### What the task asks
In the records that follow, show each line where the word "Height" is present.
>> start
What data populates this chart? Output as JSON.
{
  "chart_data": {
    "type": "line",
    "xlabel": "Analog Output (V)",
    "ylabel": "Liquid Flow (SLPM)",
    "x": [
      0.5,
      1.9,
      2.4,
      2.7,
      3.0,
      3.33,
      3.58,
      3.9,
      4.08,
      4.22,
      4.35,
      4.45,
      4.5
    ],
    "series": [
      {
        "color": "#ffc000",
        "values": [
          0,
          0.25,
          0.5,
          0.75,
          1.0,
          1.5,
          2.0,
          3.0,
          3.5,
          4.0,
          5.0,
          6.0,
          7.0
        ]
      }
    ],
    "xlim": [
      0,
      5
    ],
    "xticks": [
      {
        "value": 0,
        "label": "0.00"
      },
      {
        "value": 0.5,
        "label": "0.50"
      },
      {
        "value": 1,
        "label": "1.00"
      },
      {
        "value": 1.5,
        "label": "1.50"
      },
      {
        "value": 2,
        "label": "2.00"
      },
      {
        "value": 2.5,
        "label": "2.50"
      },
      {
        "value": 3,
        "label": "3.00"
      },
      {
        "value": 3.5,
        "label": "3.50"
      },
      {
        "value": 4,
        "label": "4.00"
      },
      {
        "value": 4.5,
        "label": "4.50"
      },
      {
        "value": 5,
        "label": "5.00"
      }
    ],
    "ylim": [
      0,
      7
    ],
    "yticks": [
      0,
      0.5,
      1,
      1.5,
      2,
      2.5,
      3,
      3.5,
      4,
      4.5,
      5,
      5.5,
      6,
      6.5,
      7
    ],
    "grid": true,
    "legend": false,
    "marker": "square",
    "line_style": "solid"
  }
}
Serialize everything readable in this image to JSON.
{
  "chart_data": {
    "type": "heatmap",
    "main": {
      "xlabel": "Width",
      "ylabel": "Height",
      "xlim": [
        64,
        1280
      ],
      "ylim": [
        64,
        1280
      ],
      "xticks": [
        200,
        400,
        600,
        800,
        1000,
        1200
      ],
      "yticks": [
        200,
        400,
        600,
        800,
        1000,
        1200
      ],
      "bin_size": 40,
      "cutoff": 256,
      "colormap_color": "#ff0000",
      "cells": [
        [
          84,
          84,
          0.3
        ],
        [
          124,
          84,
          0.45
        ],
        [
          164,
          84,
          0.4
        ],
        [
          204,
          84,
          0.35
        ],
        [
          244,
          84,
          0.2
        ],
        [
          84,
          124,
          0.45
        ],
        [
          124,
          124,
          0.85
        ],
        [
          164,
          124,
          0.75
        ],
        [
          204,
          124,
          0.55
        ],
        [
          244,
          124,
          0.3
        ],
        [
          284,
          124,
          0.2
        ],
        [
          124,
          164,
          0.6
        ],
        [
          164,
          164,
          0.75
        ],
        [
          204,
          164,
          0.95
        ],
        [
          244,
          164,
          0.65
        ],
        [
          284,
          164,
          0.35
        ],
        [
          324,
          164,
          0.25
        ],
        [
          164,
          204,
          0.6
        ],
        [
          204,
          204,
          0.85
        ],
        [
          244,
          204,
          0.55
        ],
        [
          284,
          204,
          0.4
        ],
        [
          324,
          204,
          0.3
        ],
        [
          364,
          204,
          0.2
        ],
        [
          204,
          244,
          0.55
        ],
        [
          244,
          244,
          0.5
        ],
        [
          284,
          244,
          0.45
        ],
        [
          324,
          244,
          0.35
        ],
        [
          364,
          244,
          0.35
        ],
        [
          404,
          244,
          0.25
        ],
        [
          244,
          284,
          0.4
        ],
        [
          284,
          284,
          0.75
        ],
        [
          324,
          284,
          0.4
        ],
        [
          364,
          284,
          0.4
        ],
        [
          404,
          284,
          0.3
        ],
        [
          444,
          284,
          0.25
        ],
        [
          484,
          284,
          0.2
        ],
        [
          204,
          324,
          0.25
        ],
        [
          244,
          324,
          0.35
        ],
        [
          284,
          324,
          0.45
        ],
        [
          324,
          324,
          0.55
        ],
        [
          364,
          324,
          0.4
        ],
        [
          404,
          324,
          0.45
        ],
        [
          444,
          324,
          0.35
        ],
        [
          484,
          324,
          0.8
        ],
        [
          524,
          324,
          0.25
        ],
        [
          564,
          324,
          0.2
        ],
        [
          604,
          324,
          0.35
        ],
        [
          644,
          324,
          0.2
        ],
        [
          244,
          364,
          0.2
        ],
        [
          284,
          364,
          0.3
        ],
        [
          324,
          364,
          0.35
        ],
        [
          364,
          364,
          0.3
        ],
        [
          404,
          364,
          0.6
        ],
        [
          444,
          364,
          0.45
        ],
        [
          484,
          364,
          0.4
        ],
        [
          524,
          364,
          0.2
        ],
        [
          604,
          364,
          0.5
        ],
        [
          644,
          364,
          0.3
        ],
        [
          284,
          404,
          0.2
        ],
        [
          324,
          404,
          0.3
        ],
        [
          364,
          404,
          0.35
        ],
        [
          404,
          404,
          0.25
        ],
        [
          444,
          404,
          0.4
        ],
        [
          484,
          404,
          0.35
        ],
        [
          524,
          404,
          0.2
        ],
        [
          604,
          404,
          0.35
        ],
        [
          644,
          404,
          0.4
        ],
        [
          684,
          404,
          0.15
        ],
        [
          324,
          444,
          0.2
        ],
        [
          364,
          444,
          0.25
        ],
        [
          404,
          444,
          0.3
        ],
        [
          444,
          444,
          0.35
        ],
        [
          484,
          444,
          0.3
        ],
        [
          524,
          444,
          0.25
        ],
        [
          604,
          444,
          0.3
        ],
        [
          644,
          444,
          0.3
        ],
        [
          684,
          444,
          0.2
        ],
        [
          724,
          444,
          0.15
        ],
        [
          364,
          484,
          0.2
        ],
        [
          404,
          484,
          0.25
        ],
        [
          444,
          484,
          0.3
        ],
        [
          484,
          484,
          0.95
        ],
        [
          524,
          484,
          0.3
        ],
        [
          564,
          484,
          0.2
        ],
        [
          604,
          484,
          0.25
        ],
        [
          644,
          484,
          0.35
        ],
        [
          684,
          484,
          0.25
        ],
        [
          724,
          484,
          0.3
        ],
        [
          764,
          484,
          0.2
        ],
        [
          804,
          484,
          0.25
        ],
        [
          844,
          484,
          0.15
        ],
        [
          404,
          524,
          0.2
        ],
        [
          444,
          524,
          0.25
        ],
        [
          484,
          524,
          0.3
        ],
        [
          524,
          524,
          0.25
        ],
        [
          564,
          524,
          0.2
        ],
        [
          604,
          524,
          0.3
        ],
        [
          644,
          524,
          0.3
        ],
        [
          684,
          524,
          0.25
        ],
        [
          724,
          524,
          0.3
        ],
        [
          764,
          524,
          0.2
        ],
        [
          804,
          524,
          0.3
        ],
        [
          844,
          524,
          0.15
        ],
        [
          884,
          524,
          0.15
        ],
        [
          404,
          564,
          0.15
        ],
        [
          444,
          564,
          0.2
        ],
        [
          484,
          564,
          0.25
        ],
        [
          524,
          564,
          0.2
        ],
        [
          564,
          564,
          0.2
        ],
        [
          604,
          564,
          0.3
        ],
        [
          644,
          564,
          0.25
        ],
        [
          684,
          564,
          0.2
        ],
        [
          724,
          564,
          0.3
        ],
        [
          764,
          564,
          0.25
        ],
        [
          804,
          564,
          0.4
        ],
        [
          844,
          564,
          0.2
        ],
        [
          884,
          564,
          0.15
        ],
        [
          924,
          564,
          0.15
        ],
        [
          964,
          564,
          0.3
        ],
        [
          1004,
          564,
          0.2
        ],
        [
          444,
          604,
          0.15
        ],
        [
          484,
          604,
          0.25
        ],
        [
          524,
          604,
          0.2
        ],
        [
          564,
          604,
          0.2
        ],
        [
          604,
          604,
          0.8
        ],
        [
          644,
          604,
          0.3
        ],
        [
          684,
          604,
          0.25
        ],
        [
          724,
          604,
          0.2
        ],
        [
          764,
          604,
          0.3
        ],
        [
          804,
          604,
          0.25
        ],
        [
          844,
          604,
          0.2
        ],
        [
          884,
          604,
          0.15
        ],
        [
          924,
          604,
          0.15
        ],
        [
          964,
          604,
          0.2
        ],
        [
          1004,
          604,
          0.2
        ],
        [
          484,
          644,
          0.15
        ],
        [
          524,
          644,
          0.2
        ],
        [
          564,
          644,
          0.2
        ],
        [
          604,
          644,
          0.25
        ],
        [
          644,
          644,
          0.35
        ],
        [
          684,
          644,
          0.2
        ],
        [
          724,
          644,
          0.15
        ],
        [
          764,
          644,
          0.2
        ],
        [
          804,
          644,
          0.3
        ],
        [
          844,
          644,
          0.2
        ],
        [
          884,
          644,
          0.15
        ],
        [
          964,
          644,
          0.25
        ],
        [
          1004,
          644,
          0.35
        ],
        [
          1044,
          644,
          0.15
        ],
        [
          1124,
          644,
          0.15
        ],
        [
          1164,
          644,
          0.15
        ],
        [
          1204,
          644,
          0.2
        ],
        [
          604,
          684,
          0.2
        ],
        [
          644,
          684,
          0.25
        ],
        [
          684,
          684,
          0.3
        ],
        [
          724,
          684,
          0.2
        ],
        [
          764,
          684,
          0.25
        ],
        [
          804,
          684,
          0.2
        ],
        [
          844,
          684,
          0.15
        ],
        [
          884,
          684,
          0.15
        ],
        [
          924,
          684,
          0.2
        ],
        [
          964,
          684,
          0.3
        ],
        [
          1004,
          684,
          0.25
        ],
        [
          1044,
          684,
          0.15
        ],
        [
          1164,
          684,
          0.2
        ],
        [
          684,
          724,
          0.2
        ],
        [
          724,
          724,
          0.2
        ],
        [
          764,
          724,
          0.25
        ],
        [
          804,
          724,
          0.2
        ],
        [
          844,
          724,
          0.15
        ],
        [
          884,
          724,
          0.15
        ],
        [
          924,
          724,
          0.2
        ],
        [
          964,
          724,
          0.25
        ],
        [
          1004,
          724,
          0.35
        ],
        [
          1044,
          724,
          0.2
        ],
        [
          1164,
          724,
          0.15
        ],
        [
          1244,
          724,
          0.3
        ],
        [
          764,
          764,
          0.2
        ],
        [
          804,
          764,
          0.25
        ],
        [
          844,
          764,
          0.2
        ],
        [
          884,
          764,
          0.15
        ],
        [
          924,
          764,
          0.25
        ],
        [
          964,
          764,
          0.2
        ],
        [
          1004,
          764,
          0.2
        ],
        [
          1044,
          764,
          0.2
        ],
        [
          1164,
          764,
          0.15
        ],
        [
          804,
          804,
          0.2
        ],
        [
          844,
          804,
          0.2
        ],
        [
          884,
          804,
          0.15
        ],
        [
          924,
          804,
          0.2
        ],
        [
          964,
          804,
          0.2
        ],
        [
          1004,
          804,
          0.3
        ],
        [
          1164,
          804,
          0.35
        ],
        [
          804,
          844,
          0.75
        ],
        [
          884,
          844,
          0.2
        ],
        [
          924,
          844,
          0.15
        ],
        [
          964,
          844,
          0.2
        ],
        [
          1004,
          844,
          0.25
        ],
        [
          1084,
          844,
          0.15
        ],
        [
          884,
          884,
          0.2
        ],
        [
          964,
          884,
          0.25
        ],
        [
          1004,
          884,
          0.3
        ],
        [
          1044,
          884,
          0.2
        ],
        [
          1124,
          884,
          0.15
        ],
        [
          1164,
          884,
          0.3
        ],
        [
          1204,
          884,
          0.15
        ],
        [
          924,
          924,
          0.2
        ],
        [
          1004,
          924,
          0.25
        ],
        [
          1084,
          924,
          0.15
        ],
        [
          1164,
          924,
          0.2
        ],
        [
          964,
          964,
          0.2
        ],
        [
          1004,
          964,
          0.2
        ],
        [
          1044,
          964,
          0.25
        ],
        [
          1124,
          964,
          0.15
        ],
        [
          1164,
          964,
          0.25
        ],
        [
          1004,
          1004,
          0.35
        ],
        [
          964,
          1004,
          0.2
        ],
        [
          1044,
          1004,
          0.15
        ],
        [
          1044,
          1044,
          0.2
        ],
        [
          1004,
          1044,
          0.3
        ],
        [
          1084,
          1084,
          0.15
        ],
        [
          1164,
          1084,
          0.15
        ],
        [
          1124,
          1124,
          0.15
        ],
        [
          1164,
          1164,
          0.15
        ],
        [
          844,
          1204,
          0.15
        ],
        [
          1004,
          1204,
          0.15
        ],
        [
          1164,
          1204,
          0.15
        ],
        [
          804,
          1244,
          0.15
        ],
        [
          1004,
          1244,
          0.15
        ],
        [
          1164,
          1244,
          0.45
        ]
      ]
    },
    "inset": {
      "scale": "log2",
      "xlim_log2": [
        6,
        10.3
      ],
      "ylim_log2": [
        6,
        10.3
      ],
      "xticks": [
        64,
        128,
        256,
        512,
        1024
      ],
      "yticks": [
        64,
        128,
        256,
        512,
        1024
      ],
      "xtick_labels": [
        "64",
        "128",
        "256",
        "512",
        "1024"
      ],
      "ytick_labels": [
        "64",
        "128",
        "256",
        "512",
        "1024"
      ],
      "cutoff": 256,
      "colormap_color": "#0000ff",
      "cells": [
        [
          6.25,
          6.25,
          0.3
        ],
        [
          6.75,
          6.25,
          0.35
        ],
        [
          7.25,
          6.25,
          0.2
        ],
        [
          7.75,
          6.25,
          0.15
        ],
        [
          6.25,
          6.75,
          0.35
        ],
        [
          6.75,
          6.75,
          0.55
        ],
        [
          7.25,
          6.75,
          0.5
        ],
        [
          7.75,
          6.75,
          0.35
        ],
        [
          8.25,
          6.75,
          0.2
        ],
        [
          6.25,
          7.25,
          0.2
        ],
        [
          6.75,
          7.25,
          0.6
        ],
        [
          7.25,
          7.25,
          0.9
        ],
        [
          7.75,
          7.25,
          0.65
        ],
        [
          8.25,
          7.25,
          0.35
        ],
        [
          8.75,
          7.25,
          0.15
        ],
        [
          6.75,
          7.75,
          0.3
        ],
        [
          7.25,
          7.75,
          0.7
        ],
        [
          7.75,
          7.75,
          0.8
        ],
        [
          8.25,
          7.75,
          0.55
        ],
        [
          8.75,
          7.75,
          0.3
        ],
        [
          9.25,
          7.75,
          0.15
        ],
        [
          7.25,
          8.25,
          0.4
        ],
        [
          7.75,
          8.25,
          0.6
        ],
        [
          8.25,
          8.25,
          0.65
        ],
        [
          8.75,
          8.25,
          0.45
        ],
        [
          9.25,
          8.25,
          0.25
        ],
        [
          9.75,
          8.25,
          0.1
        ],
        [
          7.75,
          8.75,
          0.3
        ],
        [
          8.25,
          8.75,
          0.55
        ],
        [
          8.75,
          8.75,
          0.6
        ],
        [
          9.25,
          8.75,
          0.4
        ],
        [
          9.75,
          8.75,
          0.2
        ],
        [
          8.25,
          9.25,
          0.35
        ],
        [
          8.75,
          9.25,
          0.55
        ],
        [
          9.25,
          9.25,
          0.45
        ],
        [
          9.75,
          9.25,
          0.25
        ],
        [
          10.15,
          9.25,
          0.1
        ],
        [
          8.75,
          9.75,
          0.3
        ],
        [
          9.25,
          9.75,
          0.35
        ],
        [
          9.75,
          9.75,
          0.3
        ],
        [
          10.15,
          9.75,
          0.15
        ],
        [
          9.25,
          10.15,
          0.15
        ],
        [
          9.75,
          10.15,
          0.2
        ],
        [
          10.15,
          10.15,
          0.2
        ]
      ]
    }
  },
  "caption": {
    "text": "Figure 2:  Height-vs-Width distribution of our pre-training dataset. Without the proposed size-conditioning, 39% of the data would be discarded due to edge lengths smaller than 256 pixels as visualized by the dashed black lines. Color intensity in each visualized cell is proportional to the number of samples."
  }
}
>> end
### Output
      "ylabel": "Height",
    "text": "Figure 2:  Height-vs-Width distribution of our pre-training dataset. Without the proposed size-conditioning, 39% of the data would be discarded due to edge lengths smaller than 256 pixels as visualized by the dashed black lines. Color intensity in each visualized cell is proportional to the number of samples."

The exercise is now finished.